Document segment:
Blu-ray and DVD collecting can be quite a technical hobby, and with the wealth of information available in each of our reviews, we wanted to make it easier for our readers to understand some of the technical terms we use in our writing, and to help answer any movie collecting or home theater questions that our readers may have. Hopefully this is an excellent resource for everyone. If there are any questions you have that you feel would warrant an additional FAQ section, please feel free to email our Editor at email@example.com and we will take a look.
Aspect ratio is the ratio of how wide an image is, compared to how tall it is. Below we will examine and explain the aspect ratios that are commonly used in mainstream film and television, and explore their origins:
What is 1.33:1 Aspect Ratio? – Academy Ratio
The 1.33 to 1 aspect ratio is presented as an image that 1.33 times as wide as it is tall. It was established as a standard by the Academy of Motion Pictures and Art, and was used for most pre-1955 films and pre-1999 television productions. It is the native aspect ratio for a 35mm and 16mm motion picture frame, as well as certain versions of the Arri Alexa digital camera.

Dataset excerpt
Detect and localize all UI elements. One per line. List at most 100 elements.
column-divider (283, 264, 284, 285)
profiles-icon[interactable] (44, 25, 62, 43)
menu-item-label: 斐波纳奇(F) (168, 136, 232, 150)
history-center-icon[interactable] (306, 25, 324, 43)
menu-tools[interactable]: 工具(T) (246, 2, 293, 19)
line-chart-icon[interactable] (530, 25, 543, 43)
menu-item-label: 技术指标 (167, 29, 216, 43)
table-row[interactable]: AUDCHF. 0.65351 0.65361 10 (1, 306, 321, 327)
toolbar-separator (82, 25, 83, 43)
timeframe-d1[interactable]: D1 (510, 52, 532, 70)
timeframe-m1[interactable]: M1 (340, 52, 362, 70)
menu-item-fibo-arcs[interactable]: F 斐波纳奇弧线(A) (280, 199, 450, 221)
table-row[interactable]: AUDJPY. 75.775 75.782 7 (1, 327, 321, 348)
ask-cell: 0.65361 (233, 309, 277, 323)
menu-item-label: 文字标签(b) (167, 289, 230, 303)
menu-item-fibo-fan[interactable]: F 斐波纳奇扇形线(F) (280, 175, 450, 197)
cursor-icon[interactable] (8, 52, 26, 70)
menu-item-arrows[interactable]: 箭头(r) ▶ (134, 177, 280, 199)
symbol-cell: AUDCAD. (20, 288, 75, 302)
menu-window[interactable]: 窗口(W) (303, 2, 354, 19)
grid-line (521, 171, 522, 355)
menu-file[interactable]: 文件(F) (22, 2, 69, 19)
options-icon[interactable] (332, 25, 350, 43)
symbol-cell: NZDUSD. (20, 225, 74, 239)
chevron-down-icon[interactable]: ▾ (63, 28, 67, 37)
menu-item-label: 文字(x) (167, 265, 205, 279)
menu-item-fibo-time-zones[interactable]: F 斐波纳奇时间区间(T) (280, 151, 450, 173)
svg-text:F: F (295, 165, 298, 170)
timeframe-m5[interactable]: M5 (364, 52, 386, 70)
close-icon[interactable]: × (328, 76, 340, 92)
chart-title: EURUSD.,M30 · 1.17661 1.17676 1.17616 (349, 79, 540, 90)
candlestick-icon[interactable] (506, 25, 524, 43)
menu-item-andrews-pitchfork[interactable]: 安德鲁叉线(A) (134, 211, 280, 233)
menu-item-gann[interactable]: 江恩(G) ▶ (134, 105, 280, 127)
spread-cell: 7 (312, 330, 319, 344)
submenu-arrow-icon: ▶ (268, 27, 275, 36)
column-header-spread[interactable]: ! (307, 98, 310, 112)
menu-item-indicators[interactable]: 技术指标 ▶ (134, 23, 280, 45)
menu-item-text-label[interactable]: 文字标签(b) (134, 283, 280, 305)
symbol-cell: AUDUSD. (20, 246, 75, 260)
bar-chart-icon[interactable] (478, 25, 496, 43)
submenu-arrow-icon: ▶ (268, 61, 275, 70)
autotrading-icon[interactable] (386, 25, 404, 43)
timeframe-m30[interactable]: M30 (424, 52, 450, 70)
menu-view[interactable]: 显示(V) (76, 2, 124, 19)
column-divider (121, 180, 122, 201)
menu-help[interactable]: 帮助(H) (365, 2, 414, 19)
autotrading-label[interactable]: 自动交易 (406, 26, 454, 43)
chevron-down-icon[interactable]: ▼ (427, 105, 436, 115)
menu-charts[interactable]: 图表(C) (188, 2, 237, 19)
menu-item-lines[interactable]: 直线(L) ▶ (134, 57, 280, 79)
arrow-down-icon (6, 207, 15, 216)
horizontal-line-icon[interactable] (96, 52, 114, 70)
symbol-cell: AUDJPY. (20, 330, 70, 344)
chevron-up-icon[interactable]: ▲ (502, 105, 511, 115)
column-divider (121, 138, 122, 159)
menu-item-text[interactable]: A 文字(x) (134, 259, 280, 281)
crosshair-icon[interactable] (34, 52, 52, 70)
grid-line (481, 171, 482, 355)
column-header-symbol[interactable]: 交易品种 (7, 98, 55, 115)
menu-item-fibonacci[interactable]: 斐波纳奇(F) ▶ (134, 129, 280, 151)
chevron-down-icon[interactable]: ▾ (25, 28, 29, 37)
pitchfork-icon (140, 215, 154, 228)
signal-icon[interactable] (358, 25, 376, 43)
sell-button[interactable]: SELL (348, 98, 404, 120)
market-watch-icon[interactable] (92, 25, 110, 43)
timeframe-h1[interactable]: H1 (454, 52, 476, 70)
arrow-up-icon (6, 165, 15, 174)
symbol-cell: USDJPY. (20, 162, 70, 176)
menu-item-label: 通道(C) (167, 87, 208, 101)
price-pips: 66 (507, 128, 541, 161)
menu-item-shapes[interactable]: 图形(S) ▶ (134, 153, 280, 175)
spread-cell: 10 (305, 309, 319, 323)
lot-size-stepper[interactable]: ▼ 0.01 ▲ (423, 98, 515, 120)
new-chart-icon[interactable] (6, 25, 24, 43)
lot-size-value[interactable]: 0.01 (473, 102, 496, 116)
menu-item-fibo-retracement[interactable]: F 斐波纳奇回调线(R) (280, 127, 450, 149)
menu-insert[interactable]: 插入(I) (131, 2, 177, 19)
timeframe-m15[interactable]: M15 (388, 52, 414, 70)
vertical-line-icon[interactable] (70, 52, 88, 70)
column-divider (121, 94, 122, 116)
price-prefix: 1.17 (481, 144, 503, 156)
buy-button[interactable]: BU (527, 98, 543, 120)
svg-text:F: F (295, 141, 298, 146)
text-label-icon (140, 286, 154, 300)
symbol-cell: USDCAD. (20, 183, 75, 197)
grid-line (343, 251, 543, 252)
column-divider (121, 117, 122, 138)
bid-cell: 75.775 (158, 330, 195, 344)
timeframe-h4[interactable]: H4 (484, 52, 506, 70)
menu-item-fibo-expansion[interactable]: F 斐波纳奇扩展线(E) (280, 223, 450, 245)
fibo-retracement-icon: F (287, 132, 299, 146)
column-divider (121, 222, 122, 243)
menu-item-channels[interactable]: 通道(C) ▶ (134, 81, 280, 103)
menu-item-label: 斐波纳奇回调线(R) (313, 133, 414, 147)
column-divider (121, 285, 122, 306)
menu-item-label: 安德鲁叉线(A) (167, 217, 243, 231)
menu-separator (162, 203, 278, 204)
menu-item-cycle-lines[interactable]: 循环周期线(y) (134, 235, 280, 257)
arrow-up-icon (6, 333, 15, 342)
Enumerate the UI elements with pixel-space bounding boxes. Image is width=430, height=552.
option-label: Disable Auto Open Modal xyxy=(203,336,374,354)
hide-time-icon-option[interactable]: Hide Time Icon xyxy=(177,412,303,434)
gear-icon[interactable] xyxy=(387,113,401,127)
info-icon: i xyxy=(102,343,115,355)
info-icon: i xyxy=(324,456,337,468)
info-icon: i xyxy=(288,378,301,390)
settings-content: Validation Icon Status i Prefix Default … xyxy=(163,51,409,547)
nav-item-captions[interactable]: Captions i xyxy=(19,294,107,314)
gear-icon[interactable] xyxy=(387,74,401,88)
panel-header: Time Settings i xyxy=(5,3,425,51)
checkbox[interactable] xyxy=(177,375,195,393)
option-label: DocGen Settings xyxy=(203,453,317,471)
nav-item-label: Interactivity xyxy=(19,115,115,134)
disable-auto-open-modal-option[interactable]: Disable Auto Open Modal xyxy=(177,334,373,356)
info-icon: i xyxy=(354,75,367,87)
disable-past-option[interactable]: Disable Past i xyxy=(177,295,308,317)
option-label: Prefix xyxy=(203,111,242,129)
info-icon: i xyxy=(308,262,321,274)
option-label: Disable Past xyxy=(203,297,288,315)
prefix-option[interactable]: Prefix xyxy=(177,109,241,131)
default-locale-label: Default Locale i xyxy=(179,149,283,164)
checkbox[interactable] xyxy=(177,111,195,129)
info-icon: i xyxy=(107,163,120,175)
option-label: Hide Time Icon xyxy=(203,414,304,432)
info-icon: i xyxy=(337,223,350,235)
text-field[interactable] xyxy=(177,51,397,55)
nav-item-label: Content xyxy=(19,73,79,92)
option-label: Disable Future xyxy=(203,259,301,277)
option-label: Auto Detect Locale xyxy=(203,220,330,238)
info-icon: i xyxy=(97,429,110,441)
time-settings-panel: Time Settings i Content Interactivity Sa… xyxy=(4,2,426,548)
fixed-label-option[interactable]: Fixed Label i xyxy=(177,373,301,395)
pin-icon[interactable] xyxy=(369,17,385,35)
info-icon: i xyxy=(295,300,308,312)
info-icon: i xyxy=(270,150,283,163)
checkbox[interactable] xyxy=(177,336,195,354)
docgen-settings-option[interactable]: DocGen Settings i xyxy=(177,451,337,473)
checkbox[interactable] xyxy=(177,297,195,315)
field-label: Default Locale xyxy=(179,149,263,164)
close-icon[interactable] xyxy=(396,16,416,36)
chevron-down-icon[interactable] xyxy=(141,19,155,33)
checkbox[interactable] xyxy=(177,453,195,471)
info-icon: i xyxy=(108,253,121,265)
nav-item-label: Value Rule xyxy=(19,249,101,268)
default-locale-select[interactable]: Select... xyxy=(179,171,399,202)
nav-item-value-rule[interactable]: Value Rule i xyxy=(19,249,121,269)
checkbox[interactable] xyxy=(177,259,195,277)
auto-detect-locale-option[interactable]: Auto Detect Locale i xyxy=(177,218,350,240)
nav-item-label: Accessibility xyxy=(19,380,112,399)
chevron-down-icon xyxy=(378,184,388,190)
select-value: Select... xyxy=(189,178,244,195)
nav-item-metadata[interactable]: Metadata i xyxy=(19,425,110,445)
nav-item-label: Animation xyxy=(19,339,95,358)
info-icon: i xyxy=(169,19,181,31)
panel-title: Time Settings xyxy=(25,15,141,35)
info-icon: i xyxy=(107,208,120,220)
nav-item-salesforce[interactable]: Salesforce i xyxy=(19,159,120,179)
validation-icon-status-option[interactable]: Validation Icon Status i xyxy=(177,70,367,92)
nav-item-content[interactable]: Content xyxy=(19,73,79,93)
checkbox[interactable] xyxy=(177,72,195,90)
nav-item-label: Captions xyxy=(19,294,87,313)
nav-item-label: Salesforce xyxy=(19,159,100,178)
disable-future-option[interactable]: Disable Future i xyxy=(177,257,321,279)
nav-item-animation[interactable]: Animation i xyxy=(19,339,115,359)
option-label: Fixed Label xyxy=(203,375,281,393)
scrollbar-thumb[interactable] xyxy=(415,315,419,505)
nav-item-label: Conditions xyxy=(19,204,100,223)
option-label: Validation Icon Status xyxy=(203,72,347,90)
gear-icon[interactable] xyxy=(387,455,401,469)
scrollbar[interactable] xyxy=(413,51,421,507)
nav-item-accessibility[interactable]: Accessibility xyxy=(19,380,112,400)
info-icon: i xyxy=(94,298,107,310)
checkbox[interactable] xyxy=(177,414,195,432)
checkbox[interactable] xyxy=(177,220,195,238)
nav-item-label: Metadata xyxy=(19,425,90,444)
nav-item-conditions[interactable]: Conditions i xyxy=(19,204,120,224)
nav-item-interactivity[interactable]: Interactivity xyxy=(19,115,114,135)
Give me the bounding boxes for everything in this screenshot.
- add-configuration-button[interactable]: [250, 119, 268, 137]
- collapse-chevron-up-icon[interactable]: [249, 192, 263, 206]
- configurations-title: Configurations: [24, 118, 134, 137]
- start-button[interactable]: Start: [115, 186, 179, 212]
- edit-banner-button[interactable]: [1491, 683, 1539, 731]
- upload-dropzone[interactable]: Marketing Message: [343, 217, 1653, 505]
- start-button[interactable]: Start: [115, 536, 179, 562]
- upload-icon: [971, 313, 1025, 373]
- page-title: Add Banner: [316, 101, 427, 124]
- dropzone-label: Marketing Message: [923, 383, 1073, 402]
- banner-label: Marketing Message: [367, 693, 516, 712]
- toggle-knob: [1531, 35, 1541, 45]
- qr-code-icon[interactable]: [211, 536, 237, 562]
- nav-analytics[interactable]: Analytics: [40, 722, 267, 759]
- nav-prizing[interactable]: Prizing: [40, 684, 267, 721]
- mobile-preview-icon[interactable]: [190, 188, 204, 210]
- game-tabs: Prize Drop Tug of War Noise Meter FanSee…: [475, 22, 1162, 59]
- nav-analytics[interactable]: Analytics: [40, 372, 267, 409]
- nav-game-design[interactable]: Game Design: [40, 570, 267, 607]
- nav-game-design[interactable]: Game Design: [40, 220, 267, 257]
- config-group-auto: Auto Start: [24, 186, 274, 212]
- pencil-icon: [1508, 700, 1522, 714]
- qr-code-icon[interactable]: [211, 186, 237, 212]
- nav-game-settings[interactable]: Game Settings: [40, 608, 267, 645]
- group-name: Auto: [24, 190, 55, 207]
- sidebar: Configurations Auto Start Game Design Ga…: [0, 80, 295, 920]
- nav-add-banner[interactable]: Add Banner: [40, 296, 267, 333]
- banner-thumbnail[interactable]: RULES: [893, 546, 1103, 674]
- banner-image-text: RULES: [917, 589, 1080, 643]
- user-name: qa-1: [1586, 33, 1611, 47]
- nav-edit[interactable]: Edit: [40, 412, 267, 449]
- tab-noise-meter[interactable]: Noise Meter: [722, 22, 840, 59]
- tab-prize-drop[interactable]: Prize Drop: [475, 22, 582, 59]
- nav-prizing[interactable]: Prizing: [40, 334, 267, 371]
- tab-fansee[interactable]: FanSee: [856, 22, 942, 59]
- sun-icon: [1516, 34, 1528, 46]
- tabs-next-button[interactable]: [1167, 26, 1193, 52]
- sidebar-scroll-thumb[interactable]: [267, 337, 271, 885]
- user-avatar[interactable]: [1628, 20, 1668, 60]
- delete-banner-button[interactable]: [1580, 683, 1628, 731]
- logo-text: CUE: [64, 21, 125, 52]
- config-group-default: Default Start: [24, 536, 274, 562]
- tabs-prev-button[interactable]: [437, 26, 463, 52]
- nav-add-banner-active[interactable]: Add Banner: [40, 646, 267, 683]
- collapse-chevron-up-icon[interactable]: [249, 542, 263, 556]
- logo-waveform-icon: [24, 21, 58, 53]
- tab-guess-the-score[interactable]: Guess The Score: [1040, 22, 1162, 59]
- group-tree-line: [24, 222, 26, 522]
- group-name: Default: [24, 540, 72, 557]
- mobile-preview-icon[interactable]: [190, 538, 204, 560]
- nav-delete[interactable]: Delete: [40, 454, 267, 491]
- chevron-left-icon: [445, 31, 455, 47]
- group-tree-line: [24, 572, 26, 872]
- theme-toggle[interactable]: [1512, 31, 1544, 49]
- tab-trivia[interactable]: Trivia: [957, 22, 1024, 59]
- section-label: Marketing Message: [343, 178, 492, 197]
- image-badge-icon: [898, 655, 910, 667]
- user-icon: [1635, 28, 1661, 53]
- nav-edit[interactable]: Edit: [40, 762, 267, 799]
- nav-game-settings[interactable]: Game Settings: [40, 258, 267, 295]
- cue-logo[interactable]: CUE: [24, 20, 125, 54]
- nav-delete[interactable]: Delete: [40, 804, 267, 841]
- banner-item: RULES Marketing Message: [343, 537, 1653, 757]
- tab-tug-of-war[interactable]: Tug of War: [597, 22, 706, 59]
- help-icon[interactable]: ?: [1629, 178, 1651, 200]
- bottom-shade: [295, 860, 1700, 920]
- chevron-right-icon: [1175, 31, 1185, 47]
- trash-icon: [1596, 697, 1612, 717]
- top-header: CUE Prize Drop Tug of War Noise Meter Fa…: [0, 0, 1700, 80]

Directive:
Reproduce the passage of the aspect ratio FAQ from "Blu-ray and DVD" through "take a look.".

Solution:
Blu-ray and DVD collecting can be quite a technical hobby, and with the wealth of information available in each of our reviews, we wanted to make it easier for our readers to understand some of the technical terms we use in our writing, and to help answer any movie collecting or home theater questions that our readers may have. Hopefully this is an excellent resource for everyone. If there are any questions you have that you feel would warrant an additional FAQ section, please feel free to email our Editor at email@example.com and we will take a look.